(WRITTEN EXERCISE): Count the lines in the records below that contain the string "relevant", treating uppercase and lowercase as different, and reply with that number only.
** BEGIN **
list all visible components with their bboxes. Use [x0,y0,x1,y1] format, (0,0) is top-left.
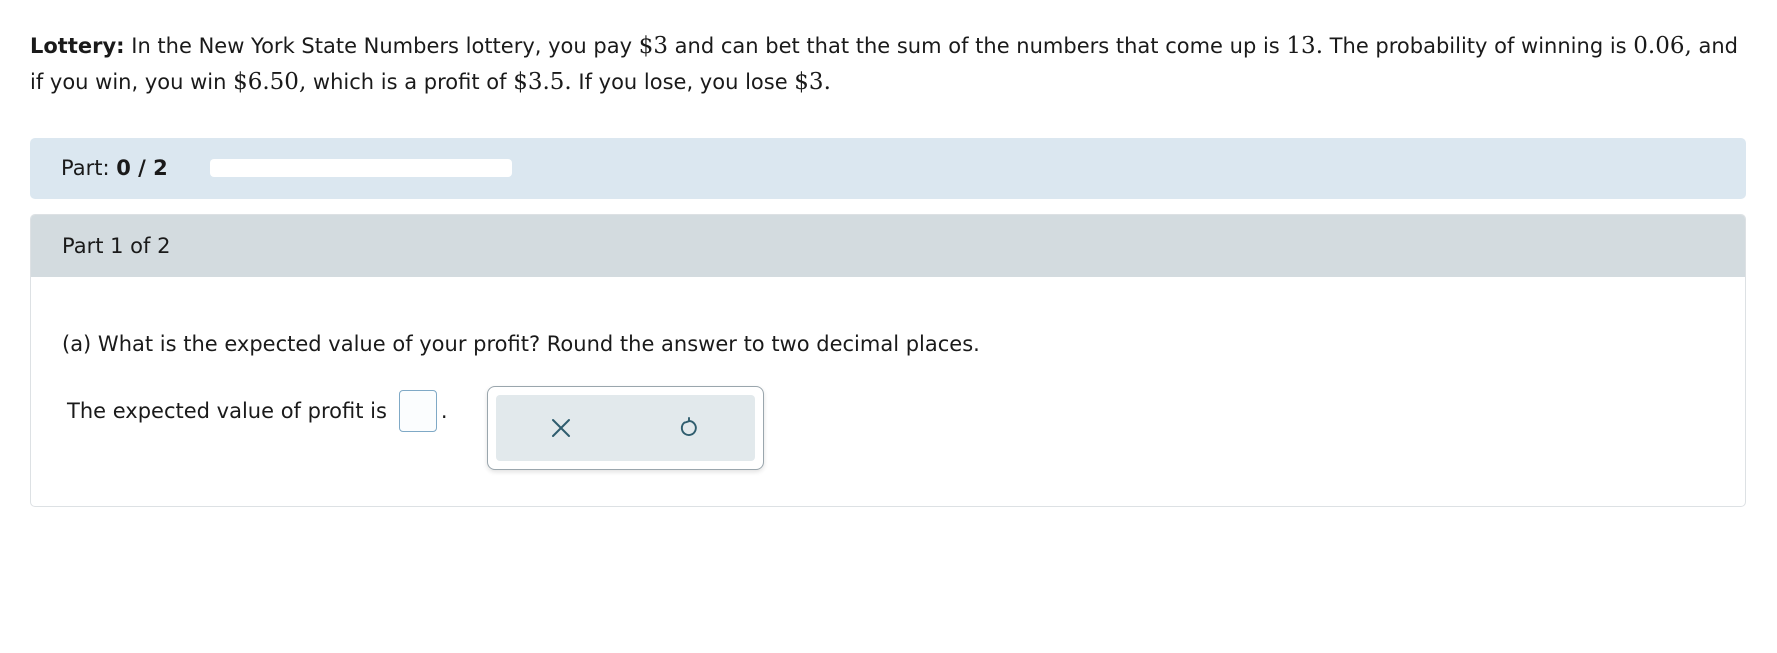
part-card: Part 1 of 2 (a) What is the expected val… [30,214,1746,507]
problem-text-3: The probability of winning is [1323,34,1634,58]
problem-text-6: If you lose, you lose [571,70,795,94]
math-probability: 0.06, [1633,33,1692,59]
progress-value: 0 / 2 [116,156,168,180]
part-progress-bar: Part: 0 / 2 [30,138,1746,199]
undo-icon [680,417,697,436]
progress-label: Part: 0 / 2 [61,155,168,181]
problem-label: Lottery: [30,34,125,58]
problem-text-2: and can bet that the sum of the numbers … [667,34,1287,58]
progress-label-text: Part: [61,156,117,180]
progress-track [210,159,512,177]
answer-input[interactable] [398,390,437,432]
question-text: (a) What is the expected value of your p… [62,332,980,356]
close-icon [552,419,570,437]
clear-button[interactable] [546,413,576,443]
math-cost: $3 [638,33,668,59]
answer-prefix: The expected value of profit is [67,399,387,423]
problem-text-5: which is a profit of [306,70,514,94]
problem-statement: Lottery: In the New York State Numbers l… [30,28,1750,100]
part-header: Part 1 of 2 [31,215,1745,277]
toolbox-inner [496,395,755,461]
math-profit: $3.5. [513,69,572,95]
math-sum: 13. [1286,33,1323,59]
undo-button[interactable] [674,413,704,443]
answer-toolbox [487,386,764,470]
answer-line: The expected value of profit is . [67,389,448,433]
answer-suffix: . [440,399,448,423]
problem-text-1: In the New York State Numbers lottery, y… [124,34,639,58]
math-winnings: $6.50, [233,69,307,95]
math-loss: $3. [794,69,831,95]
** END **
** BEGIN **
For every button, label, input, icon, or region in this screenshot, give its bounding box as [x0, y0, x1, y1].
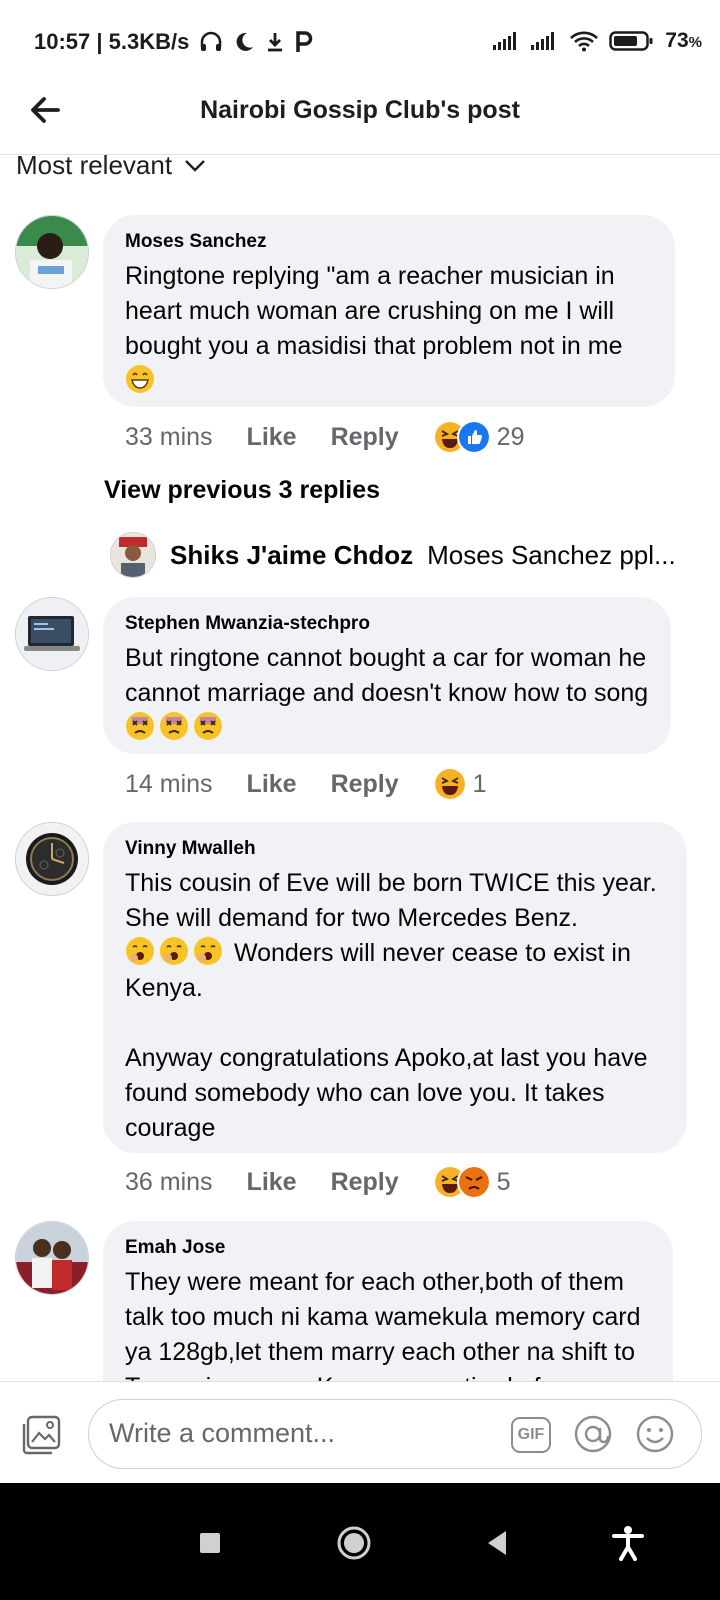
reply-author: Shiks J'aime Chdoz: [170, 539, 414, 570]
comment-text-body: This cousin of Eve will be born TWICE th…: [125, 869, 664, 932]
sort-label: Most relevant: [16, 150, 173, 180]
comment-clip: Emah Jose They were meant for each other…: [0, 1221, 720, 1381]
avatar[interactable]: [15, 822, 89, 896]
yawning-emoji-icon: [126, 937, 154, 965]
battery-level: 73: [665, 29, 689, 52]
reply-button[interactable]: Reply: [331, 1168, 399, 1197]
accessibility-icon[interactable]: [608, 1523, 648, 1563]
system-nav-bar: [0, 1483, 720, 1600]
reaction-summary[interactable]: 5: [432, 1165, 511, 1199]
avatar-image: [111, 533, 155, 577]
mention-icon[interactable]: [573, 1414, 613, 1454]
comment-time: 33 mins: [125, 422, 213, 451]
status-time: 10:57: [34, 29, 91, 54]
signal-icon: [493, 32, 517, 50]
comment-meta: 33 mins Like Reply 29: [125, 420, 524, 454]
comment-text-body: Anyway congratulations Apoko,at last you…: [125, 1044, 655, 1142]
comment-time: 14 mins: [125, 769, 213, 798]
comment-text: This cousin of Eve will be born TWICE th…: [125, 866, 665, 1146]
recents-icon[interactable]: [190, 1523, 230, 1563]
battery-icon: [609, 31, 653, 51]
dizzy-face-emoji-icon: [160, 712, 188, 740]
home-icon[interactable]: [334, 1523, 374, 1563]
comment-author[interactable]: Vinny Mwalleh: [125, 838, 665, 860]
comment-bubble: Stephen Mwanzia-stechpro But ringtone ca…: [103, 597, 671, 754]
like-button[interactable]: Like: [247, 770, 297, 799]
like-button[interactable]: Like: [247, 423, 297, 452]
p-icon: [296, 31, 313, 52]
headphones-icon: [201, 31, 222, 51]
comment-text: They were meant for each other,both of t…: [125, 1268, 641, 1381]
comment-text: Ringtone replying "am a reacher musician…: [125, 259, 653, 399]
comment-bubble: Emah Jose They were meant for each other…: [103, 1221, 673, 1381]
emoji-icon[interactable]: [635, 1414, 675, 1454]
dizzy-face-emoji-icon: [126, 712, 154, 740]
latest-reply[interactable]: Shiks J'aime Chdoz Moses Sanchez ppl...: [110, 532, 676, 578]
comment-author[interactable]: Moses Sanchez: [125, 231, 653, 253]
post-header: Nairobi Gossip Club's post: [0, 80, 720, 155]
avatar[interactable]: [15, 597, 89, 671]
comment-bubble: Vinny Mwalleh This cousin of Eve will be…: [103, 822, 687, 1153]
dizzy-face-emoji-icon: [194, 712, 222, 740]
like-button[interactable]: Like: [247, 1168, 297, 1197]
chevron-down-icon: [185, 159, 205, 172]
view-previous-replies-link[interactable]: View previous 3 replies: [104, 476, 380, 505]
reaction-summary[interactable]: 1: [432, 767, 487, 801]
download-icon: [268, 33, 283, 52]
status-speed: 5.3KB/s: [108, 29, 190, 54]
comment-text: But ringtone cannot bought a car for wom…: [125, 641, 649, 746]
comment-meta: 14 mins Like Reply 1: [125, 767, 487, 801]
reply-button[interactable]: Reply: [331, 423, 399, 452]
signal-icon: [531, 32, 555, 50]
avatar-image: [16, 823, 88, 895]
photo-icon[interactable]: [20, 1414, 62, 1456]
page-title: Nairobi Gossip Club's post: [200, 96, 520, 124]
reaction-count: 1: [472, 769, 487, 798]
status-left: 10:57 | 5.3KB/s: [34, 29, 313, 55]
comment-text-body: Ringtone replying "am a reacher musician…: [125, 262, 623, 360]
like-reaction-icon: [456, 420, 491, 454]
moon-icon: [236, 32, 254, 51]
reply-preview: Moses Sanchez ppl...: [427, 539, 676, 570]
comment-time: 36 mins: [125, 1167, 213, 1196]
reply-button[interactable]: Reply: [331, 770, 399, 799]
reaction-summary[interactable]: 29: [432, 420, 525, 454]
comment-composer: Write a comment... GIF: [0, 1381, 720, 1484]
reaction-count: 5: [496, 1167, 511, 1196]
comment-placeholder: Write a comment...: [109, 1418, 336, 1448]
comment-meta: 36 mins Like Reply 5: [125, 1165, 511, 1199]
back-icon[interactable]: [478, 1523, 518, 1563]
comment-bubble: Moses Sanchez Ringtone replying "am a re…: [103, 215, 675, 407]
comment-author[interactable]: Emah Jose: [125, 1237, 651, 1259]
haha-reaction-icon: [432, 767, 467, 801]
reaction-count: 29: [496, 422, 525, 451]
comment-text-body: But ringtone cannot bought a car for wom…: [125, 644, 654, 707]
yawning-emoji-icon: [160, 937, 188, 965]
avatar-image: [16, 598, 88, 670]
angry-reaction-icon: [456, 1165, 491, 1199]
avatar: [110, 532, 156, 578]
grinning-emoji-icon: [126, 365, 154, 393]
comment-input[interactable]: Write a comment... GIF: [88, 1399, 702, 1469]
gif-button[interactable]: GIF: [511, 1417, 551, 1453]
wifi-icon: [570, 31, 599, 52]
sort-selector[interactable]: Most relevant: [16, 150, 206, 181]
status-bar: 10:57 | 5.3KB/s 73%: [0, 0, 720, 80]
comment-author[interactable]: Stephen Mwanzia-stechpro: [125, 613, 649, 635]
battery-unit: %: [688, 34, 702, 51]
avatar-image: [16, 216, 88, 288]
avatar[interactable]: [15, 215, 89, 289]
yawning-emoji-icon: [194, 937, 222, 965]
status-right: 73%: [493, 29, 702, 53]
** END **
(ANSWER TO THE TASK): 2